== Set exercise ==
Extract the full listing below without altering a single character.

════════

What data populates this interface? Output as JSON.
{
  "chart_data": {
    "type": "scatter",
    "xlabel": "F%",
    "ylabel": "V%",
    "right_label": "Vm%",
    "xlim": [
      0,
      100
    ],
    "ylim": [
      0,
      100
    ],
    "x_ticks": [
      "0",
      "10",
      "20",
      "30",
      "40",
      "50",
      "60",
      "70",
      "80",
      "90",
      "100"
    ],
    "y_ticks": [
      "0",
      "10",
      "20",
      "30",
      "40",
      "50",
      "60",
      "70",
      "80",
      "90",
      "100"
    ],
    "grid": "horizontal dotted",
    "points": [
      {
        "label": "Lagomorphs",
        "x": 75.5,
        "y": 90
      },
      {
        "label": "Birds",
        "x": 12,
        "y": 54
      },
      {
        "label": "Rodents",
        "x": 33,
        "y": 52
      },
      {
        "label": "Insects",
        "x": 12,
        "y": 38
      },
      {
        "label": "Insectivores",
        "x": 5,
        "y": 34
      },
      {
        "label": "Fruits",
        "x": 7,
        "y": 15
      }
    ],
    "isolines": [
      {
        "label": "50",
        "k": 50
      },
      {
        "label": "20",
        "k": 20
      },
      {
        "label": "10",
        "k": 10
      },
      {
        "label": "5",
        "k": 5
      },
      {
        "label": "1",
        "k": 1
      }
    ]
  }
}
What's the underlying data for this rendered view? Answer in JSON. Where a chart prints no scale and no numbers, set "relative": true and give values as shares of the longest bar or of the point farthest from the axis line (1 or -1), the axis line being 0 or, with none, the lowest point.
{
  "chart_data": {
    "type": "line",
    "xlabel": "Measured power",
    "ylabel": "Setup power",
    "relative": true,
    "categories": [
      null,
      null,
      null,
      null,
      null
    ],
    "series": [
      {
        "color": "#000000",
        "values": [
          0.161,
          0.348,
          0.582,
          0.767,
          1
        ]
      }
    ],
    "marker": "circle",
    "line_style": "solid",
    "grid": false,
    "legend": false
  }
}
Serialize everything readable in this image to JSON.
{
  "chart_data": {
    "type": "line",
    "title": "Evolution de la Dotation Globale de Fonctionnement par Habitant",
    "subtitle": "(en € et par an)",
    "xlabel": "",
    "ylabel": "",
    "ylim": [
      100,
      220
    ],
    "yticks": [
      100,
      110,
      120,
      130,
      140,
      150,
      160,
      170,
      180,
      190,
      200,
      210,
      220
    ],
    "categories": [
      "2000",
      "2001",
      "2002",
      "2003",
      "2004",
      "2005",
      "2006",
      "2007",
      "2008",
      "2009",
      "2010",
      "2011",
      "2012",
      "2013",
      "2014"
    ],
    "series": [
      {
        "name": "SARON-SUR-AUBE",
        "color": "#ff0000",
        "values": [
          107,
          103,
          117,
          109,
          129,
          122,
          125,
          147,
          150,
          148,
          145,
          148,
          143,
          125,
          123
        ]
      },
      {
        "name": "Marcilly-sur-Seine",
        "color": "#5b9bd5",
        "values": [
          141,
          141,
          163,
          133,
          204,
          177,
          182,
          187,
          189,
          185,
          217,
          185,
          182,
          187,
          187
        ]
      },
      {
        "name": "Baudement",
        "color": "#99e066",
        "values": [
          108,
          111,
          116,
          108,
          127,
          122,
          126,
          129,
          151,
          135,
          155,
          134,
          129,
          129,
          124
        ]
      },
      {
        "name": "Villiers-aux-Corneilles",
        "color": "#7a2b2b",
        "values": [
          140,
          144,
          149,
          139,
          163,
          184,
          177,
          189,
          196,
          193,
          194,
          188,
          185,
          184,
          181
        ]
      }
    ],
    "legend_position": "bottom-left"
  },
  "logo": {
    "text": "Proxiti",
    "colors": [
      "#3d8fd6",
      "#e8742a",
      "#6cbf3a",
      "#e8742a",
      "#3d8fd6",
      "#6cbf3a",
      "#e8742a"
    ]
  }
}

════════

== Answer to the task ==
What data populates this interface? Output as JSON.
{
  "chart_data": {
    "type": "scatter",
    "xlabel": "F%",
    "ylabel": "V%",
    "right_label": "Vm%",
    "xlim": [
      0,
      100
    ],
    "ylim": [
      0,
      100
    ],
    "x_ticks": [
      "0",
      "10",
      "20",
      "30",
      "40",
      "50",
      "60",
      "70",
      "80",
      "90",
      "100"
    ],
    "y_ticks": [
      "0",
      "10",
      "20",
      "30",
      "40",
      "50",
      "60",
      "70",
      "80",
      "90",
      "100"
    ],
    "grid": "horizontal dotted",
    "points": [
      {
        "label": "Lagomorphs",
        "x": 75.5,
        "y": 90
      },
      {
        "label": "Birds",
        "x": 12,
        "y": 54
      },
      {
        "label": "Rodents",
        "x": 33,
        "y": 52
      },
      {
        "label": "Insects",
        "x": 12,
        "y": 38
      },
      {
        "label": "Insectivores",
        "x": 5,
        "y": 34
      },
      {
        "label": "Fruits",
        "x": 7,
        "y": 15
      }
    ],
    "isolines": [
      {
        "label": "50",
        "k": 50
      },
      {
        "label": "20",
        "k": 20
      },
      {
        "label": "10",
        "k": 10
      },
      {
        "label": "5",
        "k": 5
      },
      {
        "label": "1",
        "k": 1
      }
    ]
  }
}
What's the underlying data for this rendered view? Answer in JSON. Where a chart prints no scale and no numbers, set "relative": true and give values as shares of the longest bar or of the point farthest from the axis line (1 or -1), the axis line being 0 or, with none, the lowest point.
{
  "chart_data": {
    "type": "line",
    "xlabel": "Measured power",
    "ylabel": "Setup power",
    "relative": true,
    "categories": [
      null,
      null,
      null,
      null,
      null
    ],
    "series": [
      {
        "color": "#000000",
        "values": [
          0.161,
          0.348,
          0.582,
          0.767,
          1
        ]
      }
    ],
    "marker": "circle",
    "line_style": "solid",
    "grid": false,
    "legend": false
  }
}
Serialize everything readable in this image to JSON.
{
  "chart_data": {
    "type": "line",
    "title": "Evolution de la Dotation Globale de Fonctionnement par Habitant",
    "subtitle": "(en € et par an)",
    "xlabel": "",
    "ylabel": "",
    "ylim": [
      100,
      220
    ],
    "yticks": [
      100,
      110,
      120,
      130,
      140,
      150,
      160,
      170,
      180,
      190,
      200,
      210,
      220
    ],
    "categories": [
      "2000",
      "2001",
      "2002",
      "2003",
      "2004",
      "2005",
      "2006",
      "2007",
      "2008",
      "2009",
      "2010",
      "2011",
      "2012",
      "2013",
      "2014"
    ],
    "series": [
      {
        "name": "SARON-SUR-AUBE",
        "color": "#ff0000",
        "values": [
          107,
          103,
          117,
          109,
          129,
          122,
          125,
          147,
          150,
          148,
          145,
          148,
          143,
          125,
          123
        ]
      },
      {
        "name": "Marcilly-sur-Seine",
        "color": "#5b9bd5",
        "values": [
          141,
          141,
          163,
          133,
          204,
          177,
          182,
          187,
          189,
          185,
          217,
          185,
          182,
          187,
          187
        ]
      },
      {
        "name": "Baudement",
        "color": "#99e066",
        "values": [
          108,
          111,
          116,
          108,
          127,
          122,
          126,
          129,
          151,
          135,
          155,
          134,
          129,
          129,
          124
        ]
      },
      {
        "name": "Villiers-aux-Corneilles",
        "color": "#7a2b2b",
        "values": [
          140,
          144,
          149,
          139,
          163,
          184,
          177,
          189,
          196,
          193,
          194,
          188,
          185,
          184,
          181
        ]
      }
    ],
    "legend_position": "bottom-left"
  },
  "logo": {
    "text": "Proxiti",
    "colors": [
      "#3d8fd6",
      "#e8742a",
      "#6cbf3a",
      "#e8742a",
      "#3d8fd6",
      "#6cbf3a",
      "#e8742a"
    ]
  }
}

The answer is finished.